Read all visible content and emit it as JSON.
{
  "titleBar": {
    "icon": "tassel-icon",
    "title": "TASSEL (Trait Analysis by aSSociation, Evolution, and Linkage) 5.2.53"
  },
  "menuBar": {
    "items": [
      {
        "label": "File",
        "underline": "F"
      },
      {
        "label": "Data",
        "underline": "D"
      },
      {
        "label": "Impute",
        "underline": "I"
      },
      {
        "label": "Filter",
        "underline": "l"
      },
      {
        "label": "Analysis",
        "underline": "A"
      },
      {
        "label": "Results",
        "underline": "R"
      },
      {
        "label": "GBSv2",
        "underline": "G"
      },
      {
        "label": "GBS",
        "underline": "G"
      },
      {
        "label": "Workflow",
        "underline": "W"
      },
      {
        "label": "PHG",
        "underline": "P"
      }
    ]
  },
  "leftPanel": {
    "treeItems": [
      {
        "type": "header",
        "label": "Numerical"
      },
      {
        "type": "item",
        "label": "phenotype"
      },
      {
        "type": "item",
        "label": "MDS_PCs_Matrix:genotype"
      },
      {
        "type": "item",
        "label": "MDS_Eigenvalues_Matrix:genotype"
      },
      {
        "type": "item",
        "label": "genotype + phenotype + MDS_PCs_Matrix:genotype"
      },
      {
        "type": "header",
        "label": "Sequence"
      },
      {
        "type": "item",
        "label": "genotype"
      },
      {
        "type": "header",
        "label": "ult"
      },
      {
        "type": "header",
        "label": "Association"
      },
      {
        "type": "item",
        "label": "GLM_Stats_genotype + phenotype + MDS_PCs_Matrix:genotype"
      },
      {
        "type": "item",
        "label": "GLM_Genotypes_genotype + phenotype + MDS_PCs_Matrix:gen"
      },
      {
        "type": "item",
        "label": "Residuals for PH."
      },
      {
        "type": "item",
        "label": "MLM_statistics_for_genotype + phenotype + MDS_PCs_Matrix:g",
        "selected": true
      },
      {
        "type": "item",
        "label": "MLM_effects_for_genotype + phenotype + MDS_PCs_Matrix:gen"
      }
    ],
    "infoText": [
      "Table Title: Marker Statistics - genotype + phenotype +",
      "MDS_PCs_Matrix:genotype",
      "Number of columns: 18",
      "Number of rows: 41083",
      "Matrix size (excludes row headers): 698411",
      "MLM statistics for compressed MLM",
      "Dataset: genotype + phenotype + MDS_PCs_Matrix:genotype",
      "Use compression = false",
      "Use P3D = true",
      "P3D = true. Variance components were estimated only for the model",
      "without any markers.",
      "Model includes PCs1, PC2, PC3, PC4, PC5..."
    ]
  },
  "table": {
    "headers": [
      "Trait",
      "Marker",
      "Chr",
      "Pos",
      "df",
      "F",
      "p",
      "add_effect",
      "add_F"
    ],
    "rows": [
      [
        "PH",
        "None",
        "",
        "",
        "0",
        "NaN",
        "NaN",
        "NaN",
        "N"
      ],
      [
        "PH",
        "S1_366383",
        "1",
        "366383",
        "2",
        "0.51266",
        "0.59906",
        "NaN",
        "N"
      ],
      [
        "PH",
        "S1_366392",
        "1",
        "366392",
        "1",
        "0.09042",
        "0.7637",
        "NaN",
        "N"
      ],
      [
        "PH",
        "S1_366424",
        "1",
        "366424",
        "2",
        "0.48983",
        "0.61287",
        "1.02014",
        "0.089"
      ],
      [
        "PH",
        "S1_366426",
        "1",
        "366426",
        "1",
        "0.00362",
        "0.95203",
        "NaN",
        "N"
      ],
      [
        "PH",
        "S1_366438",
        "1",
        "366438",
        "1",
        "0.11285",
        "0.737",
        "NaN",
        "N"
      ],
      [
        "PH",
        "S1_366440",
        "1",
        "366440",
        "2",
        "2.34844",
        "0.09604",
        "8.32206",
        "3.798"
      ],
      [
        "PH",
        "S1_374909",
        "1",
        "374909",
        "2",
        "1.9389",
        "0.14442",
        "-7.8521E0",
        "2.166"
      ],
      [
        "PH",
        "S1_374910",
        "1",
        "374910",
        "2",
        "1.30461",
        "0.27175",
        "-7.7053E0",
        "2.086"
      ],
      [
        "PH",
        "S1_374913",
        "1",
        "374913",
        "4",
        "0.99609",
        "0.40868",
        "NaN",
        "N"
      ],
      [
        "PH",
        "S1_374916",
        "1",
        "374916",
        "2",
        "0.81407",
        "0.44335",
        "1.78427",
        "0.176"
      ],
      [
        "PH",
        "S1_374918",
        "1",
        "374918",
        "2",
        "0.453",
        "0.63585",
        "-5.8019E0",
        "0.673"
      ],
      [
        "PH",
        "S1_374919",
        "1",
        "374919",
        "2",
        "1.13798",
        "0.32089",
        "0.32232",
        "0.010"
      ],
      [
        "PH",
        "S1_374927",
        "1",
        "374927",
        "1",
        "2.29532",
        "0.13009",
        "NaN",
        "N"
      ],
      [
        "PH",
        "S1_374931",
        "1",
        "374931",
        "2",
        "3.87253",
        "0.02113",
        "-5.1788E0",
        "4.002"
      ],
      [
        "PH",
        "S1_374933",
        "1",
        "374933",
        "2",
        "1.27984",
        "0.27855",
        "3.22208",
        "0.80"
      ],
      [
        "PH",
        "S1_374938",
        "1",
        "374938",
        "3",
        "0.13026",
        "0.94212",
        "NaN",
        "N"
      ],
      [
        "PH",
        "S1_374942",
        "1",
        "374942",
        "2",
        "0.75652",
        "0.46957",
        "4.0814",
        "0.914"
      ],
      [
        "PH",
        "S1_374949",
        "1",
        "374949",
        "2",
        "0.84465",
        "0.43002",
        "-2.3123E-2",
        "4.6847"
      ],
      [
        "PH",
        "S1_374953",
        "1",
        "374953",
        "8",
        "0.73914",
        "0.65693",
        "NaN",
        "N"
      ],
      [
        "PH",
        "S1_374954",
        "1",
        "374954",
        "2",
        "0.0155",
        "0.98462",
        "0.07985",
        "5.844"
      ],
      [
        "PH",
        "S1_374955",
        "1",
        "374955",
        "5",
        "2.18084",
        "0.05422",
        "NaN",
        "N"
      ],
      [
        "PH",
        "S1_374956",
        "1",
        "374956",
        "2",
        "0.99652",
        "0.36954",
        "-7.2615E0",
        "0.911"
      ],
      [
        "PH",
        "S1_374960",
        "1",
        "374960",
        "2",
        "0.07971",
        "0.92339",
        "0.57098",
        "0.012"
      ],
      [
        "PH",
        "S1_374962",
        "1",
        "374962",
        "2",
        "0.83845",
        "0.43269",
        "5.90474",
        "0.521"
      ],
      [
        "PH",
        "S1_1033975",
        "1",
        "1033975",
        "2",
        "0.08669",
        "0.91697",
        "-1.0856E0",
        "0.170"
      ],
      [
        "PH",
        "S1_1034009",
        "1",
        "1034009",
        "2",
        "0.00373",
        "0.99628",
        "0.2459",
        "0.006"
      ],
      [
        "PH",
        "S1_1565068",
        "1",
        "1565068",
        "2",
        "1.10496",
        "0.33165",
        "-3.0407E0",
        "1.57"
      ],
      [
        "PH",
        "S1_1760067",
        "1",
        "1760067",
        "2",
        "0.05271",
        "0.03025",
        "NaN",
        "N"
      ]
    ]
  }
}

=====

Stated exercise: Quote all of the entries verbatim.

Written answer:
Read all visible content and emit it as JSON.
{
  "titleBar": {
    "icon": "tassel-icon",
    "title": "TASSEL (Trait Analysis by aSSociation, Evolution, and Linkage) 5.2.53"
  },
  "menuBar": {
    "items": [
      {
        "label": "File",
        "underline": "F"
      },
      {
        "label": "Data",
        "underline": "D"
      },
      {
        "label": "Impute",
        "underline": "I"
      },
      {
        "label": "Filter",
        "underline": "l"
      },
      {
        "label": "Analysis",
        "underline": "A"
      },
      {
        "label": "Results",
        "underline": "R"
      },
      {
        "label": "GBSv2",
        "underline": "G"
      },
      {
        "label": "GBS",
        "underline": "G"
      },
      {
        "label": "Workflow",
        "underline": "W"
      },
      {
        "label": "PHG",
        "underline": "P"
      }
    ]
  },
  "leftPanel": {
    "treeItems": [
      {
        "type": "header",
        "label": "Numerical"
      },
      {
        "type": "item",
        "label": "phenotype"
      },
      {
        "type": "item",
        "label": "MDS_PCs_Matrix:genotype"
      },
      {
        "type": "item",
        "label": "MDS_Eigenvalues_Matrix:genotype"
      },
      {
        "type": "item",
        "label": "genotype + phenotype + MDS_PCs_Matrix:genotype"
      },
      {
        "type": "header",
        "label": "Sequence"
      },
      {
        "type": "item",
        "label": "genotype"
      },
      {
        "type": "header",
        "label": "ult"
      },
      {
        "type": "header",
        "label": "Association"
      },
      {
        "type": "item",
        "label": "GLM_Stats_genotype + phenotype + MDS_PCs_Matrix:genotype"
      },
      {
        "type": "item",
        "label": "GLM_Genotypes_genotype + phenotype + MDS_PCs_Matrix:gen"
      },
      {
        "type": "item",
        "label": "Residuals for PH."
      },
      {
        "type": "item",
        "label": "MLM_statistics_for_genotype + phenotype + MDS_PCs_Matrix:g",
        "selected": true
      },
      {
        "type": "item",
        "label": "MLM_effects_for_genotype + phenotype + MDS_PCs_Matrix:gen"
      }
    ],
    "infoText": [
      "Table Title: Marker Statistics - genotype + phenotype +",
      "MDS_PCs_Matrix:genotype",
      "Number of columns: 18",
      "Number of rows: 41083",
      "Matrix size (excludes row headers): 698411",
      "MLM statistics for compressed MLM",
      "Dataset: genotype + phenotype + MDS_PCs_Matrix:genotype",
      "Use compression = false",
      "Use P3D = true",
      "P3D = true. Variance components were estimated only for the model",
      "without any markers.",
      "Model includes PCs1, PC2, PC3, PC4, PC5..."
    ]
  },
  "table": {
    "headers": [
      "Trait",
      "Marker",
      "Chr",
      "Pos",
      "df",
      "F",
      "p",
      "add_effect",
      "add_F"
    ],
    "rows": [
      [
        "PH",
        "None",
        "",
        "",
        "0",
        "NaN",
        "NaN",
        "NaN",
        "N"
      ],
      [
        "PH",
        "S1_366383",
        "1",
        "366383",
        "2",
        "0.51266",
        "0.59906",
        "NaN",
        "N"
      ],
      [
        "PH",
        "S1_366392",
        "1",
        "366392",
        "1",
        "0.09042",
        "0.7637",
        "NaN",
        "N"
      ],
      [
        "PH",
        "S1_366424",
        "1",
        "366424",
        "2",
        "0.48983",
        "0.61287",
        "1.02014",
        "0.089"
      ],
      [
        "PH",
        "S1_366426",
        "1",
        "366426",
        "1",
        "0.00362",
        "0.95203",
        "NaN",
        "N"
      ],
      [
        "PH",
        "S1_366438",
        "1",
        "366438",
        "1",
        "0.11285",
        "0.737",
        "NaN",
        "N"
      ],
      [
        "PH",
        "S1_366440",
        "1",
        "366440",
        "2",
        "2.34844",
        "0.09604",
        "8.32206",
        "3.798"
      ],
      [
        "PH",
        "S1_374909",
        "1",
        "374909",
        "2",
        "1.9389",
        "0.14442",
        "-7.8521E0",
        "2.166"
      ],
      [
        "PH",
        "S1_374910",
        "1",
        "374910",
        "2",
        "1.30461",
        "0.27175",
        "-7.7053E0",
        "2.086"
      ],
      [
        "PH",
        "S1_374913",
        "1",
        "374913",
        "4",
        "0.99609",
        "0.40868",
        "NaN",
        "N"
      ],
      [
        "PH",
        "S1_374916",
        "1",
        "374916",
        "2",
        "0.81407",
        "0.44335",
        "1.78427",
        "0.176"
      ],
      [
        "PH",
        "S1_374918",
        "1",
        "374918",
        "2",
        "0.453",
        "0.63585",
        "-5.8019E0",
        "0.673"
      ],
      [
        "PH",
        "S1_374919",
        "1",
        "374919",
        "2",
        "1.13798",
        "0.32089",
        "0.32232",
        "0.010"
      ],
      [
        "PH",
        "S1_374927",
        "1",
        "374927",
        "1",
        "2.29532",
        "0.13009",
        "NaN",
        "N"
      ],
      [
        "PH",
        "S1_374931",
        "1",
        "374931",
        "2",
        "3.87253",
        "0.02113",
        "-5.1788E0",
        "4.002"
      ],
      [
        "PH",
        "S1_374933",
        "1",
        "374933",
        "2",
        "1.27984",
        "0.27855",
        "3.22208",
        "0.80"
      ],
      [
        "PH",
        "S1_374938",
        "1",
        "374938",
        "3",
        "0.13026",
        "0.94212",
        "NaN",
        "N"
      ],
      [
        "PH",
        "S1_374942",
        "1",
        "374942",
        "2",
        "0.75652",
        "0.46957",
        "4.0814",
        "0.914"
      ],
      [
        "PH",
        "S1_374949",
        "1",
        "374949",
        "2",
        "0.84465",
        "0.43002",
        "-2.3123E-2",
        "4.6847"
      ],
      [
        "PH",
        "S1_374953",
        "1",
        "374953",
        "8",
        "0.73914",
        "0.65693",
        "NaN",
        "N"
      ],
      [
        "PH",
        "S1_374954",
        "1",
        "374954",
        "2",
        "0.0155",
        "0.98462",
        "0.07985",
        "5.844"
      ],
      [
        "PH",
        "S1_374955",
        "1",
        "374955",
        "5",
        "2.18084",
        "0.05422",
        "NaN",
        "N"
      ],
      [
        "PH",
        "S1_374956",
        "1",
        "374956",
        "2",
        "0.99652",
        "0.36954",
        "-7.2615E0",
        "0.911"
      ],
      [
        "PH",
        "S1_374960",
        "1",
        "374960",
        "2",
        "0.07971",
        "0.92339",
        "0.57098",
        "0.012"
      ],
      [
        "PH",
        "S1_374962",
        "1",
        "374962",
        "2",
        "0.83845",
        "0.43269",
        "5.90474",
        "0.521"
      ],
      [
        "PH",
        "S1_1033975",
        "1",
        "1033975",
        "2",
        "0.08669",
        "0.91697",
        "-1.0856E0",
        "0.170"
      ],
      [
        "PH",
        "S1_1034009",
        "1",
        "1034009",
        "2",
        "0.00373",
        "0.99628",
        "0.2459",
        "0.006"
      ],
      [
        "PH",
        "S1_1565068",
        "1",
        "1565068",
        "2",
        "1.10496",
        "0.33165",
        "-3.0407E0",
        "1.57"
      ],
      [
        "PH",
        "S1_1760067",
        "1",
        "1760067",
        "2",
        "0.05271",
        "0.03025",
        "NaN",
        "N"
      ]
    ]
  }
}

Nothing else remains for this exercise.